**WHAT THE TASK ASKS**
Copy the listing below in full and skip every picture.

### MATERIAL SUPPLIED ###

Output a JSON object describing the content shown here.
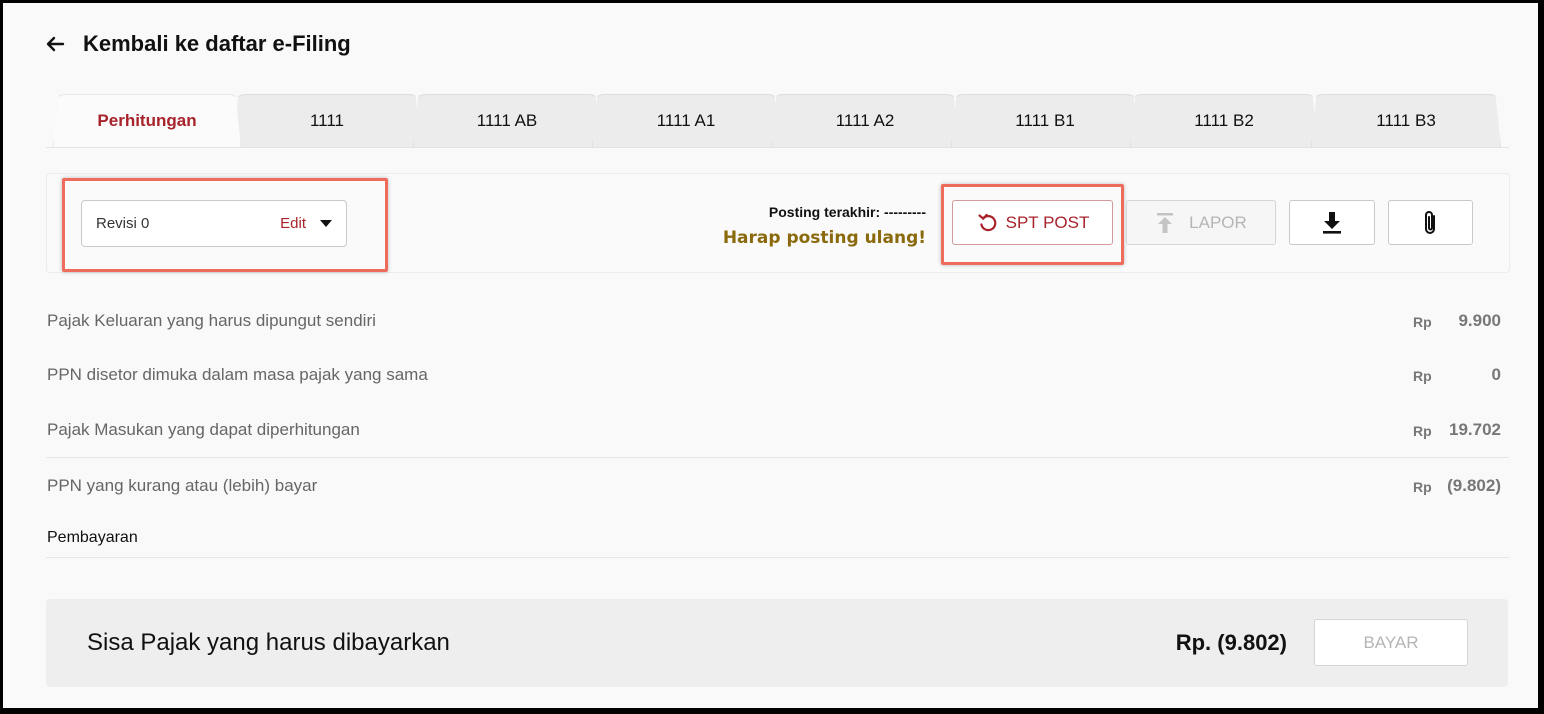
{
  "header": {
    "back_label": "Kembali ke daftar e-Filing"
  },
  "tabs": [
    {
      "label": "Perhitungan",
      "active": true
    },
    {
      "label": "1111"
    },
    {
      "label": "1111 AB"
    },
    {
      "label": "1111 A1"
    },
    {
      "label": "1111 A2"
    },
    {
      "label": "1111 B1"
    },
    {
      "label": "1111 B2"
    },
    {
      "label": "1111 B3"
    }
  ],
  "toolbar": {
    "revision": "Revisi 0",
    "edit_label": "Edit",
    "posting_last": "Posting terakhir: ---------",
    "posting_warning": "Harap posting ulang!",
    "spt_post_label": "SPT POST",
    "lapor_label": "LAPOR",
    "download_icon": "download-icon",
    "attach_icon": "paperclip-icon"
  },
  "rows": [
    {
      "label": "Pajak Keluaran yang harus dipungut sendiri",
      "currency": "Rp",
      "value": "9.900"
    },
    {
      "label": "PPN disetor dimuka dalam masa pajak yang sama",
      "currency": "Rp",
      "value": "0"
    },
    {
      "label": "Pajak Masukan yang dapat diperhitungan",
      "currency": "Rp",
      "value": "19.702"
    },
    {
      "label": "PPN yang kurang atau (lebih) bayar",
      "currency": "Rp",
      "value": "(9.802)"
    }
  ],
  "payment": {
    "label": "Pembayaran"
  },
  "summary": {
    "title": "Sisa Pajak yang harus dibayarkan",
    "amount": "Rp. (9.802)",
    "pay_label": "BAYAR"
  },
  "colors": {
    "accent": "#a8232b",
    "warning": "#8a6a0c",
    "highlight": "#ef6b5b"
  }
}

###

**RESULT OF THE EXERCISE**
Output a JSON object describing the content shown here.
{
  "header": {
    "back_label": "Kembali ke daftar e-Filing"
  },
  "tabs": [
    {
      "label": "Perhitungan",
      "active": true
    },
    {
      "label": "1111"
    },
    {
      "label": "1111 AB"
    },
    {
      "label": "1111 A1"
    },
    {
      "label": "1111 A2"
    },
    {
      "label": "1111 B1"
    },
    {
      "label": "1111 B2"
    },
    {
      "label": "1111 B3"
    }
  ],
  "toolbar": {
    "revision": "Revisi 0",
    "edit_label": "Edit",
    "posting_last": "Posting terakhir: ---------",
    "posting_warning": "Harap posting ulang!",
    "spt_post_label": "SPT POST",
    "lapor_label": "LAPOR",
    "download_icon": "download-icon",
    "attach_icon": "paperclip-icon"
  },
  "rows": [
    {
      "label": "Pajak Keluaran yang harus dipungut sendiri",
      "currency": "Rp",
      "value": "9.900"
    },
    {
      "label": "PPN disetor dimuka dalam masa pajak yang sama",
      "currency": "Rp",
      "value": "0"
    },
    {
      "label": "Pajak Masukan yang dapat diperhitungan",
      "currency": "Rp",
      "value": "19.702"
    },
    {
      "label": "PPN yang kurang atau (lebih) bayar",
      "currency": "Rp",
      "value": "(9.802)"
    }
  ],
  "payment": {
    "label": "Pembayaran"
  },
  "summary": {
    "title": "Sisa Pajak yang harus dibayarkan",
    "amount": "Rp. (9.802)",
    "pay_label": "BAYAR"
  },
  "colors": {
    "accent": "#a8232b",
    "warning": "#8a6a0c",
    "highlight": "#ef6b5b"
  }
}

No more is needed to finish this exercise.